Figure dataset records
□ □ □ □ □

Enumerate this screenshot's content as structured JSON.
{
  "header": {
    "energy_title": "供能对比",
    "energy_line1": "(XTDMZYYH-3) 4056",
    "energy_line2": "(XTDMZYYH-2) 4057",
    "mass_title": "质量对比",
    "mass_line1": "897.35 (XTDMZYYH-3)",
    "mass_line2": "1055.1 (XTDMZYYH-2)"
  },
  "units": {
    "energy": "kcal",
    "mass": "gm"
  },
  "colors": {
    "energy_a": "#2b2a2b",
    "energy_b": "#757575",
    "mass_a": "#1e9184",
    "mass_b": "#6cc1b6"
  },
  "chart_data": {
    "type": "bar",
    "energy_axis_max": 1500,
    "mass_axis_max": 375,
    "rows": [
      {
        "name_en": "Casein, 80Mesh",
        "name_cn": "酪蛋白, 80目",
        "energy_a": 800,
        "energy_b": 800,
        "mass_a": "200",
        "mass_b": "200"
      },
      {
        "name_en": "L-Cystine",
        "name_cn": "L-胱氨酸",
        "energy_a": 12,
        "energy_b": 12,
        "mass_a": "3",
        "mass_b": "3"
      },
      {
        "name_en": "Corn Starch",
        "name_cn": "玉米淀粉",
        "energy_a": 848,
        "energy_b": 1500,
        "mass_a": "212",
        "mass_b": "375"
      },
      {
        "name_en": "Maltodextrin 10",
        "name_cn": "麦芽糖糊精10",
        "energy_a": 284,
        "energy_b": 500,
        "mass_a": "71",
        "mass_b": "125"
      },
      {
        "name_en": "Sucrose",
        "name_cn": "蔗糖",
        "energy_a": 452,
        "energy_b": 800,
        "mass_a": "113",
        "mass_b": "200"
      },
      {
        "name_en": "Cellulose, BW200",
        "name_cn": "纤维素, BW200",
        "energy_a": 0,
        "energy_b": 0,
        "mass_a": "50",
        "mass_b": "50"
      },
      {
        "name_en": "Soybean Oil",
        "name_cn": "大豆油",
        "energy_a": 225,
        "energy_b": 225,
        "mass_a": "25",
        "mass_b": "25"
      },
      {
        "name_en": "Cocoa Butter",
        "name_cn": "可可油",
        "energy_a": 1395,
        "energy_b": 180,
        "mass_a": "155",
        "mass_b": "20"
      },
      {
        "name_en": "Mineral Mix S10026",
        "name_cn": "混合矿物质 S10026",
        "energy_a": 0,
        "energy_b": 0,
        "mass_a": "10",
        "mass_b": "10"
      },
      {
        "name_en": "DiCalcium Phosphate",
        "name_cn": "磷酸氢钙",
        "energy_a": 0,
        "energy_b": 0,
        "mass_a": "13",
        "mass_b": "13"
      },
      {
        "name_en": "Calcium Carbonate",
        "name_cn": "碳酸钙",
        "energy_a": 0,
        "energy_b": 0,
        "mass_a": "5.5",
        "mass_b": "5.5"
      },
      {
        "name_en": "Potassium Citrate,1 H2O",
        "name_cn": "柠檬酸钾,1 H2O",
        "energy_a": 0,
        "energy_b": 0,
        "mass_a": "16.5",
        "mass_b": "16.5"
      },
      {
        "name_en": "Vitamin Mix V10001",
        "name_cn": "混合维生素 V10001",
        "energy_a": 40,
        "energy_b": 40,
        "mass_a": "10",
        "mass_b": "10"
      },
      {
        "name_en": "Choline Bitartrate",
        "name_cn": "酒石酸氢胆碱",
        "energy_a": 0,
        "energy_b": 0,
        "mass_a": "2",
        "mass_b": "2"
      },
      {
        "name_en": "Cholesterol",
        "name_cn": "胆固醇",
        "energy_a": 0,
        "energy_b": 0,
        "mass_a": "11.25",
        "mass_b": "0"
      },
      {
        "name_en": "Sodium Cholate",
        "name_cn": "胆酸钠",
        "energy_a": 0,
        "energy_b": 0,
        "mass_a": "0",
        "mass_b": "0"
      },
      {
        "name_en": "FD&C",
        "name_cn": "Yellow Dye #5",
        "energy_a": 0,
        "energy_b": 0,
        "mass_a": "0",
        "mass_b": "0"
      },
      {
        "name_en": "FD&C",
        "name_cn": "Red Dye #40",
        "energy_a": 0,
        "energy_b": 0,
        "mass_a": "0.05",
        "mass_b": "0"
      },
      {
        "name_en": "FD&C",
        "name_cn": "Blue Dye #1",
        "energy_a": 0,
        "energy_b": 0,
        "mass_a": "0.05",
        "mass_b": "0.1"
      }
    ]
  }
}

□ □ □ □ □

GOAL - A number is the only answer here: how many lines of the material above contain "XTDMZYYH"?

ANSWER TO THE EXERCISE - 4